Where a line below holds the string "Descargas", that line goes into the answer.

--- Material provided ---

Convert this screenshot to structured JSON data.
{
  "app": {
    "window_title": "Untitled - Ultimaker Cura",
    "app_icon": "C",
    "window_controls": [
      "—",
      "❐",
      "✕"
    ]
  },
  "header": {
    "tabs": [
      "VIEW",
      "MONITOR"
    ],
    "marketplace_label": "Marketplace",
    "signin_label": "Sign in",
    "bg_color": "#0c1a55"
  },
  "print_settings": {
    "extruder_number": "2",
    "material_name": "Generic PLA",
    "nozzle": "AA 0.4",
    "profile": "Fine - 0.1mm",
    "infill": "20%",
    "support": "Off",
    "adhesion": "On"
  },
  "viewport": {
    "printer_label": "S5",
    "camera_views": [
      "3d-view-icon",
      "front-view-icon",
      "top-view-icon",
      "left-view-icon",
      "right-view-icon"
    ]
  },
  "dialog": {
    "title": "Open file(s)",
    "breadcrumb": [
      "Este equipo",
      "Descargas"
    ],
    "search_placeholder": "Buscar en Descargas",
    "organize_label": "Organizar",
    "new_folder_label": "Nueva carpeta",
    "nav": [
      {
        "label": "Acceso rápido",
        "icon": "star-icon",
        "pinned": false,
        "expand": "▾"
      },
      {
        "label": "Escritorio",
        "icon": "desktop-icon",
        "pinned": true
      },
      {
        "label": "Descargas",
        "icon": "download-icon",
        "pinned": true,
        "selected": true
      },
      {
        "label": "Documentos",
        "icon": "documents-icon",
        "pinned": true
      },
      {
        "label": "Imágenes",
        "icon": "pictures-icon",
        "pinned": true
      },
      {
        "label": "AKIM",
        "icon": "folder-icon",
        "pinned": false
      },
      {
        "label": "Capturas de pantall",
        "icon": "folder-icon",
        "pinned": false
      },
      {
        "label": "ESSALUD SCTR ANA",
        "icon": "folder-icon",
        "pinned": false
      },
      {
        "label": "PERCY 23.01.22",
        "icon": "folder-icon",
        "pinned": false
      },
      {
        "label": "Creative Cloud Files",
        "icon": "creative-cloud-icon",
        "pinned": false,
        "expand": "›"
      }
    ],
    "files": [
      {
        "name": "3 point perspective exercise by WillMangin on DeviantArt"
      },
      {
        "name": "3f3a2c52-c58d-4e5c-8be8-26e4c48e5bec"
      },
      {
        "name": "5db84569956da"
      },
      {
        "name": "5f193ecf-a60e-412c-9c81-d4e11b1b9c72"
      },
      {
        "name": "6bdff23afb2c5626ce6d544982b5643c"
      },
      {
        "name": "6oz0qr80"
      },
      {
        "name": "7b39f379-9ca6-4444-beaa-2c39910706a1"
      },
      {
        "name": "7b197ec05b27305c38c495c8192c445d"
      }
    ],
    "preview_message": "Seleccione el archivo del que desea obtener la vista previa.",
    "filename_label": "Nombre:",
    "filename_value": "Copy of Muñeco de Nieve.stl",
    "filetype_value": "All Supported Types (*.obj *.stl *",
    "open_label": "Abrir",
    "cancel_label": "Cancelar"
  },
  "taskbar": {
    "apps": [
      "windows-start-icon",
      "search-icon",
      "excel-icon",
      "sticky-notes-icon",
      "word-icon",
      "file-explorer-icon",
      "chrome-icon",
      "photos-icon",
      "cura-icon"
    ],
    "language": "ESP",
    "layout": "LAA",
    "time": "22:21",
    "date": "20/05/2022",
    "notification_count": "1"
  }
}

---

__Result of this task__
      "Descargas"
    "search_placeholder": "Buscar en Descargas",
        "label": "Descargas",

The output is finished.